### [Problem description]
Show all lines of the listing that hold the word "image".

##############################

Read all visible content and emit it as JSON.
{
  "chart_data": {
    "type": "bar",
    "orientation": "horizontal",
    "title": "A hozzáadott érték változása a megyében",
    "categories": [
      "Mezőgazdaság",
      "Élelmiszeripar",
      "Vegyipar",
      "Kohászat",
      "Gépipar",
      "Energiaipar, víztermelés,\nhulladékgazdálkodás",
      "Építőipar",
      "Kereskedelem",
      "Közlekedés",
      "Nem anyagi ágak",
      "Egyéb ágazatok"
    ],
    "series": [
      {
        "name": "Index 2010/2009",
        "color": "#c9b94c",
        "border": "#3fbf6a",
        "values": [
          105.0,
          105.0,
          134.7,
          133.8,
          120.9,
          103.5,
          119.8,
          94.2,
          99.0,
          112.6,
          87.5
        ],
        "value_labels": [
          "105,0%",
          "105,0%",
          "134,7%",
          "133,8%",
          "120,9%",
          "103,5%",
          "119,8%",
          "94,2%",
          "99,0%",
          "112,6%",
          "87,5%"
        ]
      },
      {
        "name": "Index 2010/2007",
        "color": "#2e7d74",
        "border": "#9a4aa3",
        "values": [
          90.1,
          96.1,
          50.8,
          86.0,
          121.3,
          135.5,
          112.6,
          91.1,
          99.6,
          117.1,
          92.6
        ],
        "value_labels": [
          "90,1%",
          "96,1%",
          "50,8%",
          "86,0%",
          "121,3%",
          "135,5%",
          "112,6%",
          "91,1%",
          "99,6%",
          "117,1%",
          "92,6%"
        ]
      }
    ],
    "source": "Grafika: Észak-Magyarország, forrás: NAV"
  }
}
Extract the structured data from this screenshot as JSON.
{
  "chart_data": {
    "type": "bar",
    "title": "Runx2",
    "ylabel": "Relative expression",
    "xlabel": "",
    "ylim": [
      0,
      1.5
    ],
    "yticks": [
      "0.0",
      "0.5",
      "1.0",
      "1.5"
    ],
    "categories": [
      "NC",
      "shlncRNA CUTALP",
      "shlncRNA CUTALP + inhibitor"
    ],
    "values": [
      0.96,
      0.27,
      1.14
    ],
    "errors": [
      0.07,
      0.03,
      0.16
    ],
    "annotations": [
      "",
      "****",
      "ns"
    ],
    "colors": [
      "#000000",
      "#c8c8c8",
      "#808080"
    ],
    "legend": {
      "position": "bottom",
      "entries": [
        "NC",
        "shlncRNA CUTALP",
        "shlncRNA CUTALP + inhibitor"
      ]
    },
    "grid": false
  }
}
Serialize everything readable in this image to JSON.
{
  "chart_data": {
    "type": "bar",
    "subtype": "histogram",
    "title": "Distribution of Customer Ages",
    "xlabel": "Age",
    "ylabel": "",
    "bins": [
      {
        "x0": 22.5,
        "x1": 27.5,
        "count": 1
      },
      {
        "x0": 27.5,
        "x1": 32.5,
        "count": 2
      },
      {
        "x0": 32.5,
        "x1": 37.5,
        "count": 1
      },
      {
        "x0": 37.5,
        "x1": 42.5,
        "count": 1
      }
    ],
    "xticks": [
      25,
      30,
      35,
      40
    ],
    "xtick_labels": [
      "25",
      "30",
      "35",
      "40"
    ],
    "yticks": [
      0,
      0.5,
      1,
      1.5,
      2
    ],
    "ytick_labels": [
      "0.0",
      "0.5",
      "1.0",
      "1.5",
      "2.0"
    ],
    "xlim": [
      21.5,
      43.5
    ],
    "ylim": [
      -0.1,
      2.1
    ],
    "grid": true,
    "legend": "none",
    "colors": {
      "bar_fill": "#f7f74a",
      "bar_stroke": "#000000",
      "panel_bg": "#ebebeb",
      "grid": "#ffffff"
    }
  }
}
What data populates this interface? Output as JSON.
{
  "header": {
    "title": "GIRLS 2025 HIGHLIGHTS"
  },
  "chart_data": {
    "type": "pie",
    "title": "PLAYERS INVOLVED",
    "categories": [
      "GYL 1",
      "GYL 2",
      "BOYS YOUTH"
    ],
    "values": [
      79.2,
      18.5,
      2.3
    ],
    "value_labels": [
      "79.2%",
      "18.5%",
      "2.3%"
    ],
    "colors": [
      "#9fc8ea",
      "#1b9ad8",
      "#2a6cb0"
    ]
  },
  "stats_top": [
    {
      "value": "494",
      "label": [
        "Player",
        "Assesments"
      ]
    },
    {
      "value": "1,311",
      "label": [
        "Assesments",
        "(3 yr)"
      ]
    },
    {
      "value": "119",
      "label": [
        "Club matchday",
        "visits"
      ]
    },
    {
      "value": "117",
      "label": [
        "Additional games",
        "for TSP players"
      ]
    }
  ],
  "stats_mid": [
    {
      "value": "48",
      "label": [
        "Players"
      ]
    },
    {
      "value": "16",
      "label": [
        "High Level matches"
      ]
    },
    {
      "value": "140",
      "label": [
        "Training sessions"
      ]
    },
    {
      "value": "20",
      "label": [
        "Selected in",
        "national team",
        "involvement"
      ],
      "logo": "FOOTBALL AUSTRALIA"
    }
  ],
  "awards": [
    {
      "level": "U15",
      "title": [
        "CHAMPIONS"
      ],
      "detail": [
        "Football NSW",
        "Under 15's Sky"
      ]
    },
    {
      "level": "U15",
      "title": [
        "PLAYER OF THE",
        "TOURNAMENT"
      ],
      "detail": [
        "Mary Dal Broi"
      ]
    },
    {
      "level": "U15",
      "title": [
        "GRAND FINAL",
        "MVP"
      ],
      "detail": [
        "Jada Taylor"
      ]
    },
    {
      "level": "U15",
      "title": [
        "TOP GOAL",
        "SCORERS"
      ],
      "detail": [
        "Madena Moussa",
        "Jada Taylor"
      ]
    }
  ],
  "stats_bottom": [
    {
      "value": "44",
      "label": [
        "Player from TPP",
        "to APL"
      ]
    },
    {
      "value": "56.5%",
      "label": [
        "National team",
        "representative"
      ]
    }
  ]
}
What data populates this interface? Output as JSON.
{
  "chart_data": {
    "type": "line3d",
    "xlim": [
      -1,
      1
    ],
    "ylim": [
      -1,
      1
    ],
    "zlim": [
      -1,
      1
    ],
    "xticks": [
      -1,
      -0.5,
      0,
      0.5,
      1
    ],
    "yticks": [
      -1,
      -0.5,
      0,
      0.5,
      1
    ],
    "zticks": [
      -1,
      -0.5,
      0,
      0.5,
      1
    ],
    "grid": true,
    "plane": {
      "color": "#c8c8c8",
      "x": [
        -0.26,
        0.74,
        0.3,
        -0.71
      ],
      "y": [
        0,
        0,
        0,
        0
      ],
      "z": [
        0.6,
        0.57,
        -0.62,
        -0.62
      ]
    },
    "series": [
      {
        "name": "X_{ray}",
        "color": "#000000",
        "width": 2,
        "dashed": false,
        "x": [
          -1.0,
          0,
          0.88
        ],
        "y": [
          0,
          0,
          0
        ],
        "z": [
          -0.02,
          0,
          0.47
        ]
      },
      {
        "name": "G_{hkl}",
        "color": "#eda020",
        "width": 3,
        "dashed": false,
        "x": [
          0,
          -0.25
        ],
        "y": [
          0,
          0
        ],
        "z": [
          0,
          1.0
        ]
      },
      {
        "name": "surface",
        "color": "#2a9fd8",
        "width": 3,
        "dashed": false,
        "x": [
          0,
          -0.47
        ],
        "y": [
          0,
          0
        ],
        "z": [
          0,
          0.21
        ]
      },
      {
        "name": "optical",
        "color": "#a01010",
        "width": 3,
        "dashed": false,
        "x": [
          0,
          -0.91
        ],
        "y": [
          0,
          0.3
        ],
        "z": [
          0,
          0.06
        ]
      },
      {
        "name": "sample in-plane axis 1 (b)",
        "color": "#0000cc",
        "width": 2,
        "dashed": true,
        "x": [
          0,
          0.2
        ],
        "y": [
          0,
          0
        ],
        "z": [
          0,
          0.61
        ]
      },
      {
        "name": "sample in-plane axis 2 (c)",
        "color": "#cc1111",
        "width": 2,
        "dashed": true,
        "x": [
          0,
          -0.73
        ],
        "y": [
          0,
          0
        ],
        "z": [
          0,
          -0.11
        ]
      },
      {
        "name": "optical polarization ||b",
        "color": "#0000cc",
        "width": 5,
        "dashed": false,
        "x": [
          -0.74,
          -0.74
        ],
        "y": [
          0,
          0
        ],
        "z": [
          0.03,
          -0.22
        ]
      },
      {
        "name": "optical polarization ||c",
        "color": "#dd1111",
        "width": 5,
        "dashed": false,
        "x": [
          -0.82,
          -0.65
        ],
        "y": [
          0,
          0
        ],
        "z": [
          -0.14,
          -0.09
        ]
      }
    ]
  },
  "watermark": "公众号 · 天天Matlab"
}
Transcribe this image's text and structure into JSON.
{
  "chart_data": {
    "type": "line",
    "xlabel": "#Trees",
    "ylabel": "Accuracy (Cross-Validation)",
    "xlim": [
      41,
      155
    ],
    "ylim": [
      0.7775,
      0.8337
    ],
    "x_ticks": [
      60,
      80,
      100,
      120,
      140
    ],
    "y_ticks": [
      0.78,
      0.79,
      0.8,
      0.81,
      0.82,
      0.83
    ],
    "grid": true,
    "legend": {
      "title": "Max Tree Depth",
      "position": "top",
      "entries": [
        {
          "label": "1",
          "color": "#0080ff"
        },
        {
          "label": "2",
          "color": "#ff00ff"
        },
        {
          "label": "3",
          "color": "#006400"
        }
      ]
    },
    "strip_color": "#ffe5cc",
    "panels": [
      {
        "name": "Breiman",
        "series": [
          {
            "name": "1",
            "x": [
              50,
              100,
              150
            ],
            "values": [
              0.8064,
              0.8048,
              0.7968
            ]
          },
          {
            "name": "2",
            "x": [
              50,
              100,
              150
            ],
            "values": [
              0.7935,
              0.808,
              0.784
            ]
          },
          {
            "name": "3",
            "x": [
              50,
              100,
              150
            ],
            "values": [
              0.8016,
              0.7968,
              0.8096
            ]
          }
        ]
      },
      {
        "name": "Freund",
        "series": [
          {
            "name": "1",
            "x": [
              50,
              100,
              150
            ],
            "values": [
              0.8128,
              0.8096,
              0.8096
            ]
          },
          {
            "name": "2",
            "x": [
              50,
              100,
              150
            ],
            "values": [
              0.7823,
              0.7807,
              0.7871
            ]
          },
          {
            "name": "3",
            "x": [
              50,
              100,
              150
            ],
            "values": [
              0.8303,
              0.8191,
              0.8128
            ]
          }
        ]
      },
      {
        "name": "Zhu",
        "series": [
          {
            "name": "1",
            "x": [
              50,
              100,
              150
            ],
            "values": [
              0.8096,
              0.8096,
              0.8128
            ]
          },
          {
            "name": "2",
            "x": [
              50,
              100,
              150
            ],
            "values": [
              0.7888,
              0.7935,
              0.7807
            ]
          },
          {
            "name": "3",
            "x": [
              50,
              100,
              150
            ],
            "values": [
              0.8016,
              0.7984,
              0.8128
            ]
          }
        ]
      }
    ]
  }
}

##############################

### [Output below]
Serialize everything readable in this image to JSON.
Transcribe this image's text and structure into JSON.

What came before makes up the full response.